[DOCUMENT SECTION]
SIGHTS ARE SET ON BEING THE BOSS
STEVE McMANAMAN may currently enjoy the sanctuary of a television studio. But a part of him hankers for the chance to try his luck in a technical area.
Since hanging up his boots in 2005, the former Liverpool midfielder’s involvement in the game that made him a household name has been restricted to working in the media.
But McManaman has made it his New Year’s resolution to obtain the necessary qualifications to open up some different avenues.
However, his enthusiasm has been tempered slightly in recent months by the experiences of a number of men whom he played with and against.
“I’m still thinking of getting back into the game and hopefully I will do my coaching badges at some point this year,” said McManaman, who was known on the Kop as ‘Shaggy’.
“It was impossible to last year, but things are a bit more stable now. It is going to be hard, though. There seems to be far less jobs available for the younger guys.
“Paul Ince, Roy Keane, Tony Adams – it seems as if people have got it in for them. It’s becoming a bit less attractive.”
He is not, though, the type of character who would let a few negative headlines put him off and McManaman is quite clear in what he wants to do – if opportunity knocks.
“If I do get back in, I don’t want to be a coach,” he said. “I want to be a manager, but that’s easier said than done.
“I want to be able to pick the team, make the decisions and everything that goes with it. That said, I can’t do anything without my badges.
“It’s better to be safe than sorry.”

[RECORDS PROVIDED]
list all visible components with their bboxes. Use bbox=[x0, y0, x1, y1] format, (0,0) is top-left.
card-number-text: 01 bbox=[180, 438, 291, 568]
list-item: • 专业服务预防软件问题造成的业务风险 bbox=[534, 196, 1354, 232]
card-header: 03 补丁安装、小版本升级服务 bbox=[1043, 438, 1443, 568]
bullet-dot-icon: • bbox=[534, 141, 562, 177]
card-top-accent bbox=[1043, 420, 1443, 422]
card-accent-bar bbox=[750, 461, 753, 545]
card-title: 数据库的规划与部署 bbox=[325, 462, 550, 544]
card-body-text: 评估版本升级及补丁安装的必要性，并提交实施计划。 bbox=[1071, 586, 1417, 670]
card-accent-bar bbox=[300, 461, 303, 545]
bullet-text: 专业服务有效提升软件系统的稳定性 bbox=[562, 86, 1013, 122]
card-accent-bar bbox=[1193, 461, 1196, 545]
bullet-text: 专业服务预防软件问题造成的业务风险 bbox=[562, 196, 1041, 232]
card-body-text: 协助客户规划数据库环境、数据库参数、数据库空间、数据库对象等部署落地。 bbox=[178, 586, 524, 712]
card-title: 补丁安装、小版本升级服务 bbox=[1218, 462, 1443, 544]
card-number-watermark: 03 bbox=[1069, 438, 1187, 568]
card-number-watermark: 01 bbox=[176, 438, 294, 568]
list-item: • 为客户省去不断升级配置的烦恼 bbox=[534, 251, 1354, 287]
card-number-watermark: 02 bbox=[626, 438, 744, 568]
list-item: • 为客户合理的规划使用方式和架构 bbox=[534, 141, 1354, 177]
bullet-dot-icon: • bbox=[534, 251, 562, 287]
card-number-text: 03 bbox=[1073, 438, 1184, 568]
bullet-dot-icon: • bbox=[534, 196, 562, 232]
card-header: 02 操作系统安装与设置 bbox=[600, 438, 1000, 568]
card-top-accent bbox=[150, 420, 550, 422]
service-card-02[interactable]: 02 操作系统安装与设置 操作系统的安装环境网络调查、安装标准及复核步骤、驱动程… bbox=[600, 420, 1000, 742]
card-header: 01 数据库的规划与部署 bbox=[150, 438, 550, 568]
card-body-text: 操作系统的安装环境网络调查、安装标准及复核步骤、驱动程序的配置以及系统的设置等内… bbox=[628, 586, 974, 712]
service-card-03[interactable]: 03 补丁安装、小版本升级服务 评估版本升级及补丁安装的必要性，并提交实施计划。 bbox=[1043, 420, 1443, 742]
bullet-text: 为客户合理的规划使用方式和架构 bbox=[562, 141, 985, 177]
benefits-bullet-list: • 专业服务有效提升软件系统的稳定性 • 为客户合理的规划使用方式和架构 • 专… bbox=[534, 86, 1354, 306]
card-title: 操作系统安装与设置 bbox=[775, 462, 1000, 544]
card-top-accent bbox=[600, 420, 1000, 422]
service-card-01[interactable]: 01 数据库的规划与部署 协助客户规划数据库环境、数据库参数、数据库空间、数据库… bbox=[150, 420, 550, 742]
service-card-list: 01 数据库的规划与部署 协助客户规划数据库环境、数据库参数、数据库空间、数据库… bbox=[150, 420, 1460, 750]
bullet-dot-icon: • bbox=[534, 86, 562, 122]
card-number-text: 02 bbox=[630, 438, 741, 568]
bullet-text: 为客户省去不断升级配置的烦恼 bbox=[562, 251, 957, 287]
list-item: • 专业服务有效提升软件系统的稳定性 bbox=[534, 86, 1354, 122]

[WHAT TO PRODUCE] Copy the passage from the article about Steve McManaman's managerial ambitions word for word, from "But McManaman has" to "the younger guys.".

[RESPONSE TO THIS EXERCISE]
But McManaman has made it his New Year’s resolution to obtain the necessary qualifications to open up some different avenues.
However, his enthusiasm has been tempered slightly in recent months by the experiences of a number of men whom he played with and against.
“I’m still thinking of getting back into the game and hopefully I will do my coaching badges at some point this year,” said McManaman, who was known on the Kop as ‘Shaggy’.
“It was impossible to last year, but things are a bit more stable now. It is going to be hard, though. There seems to be far less jobs available for the younger guys.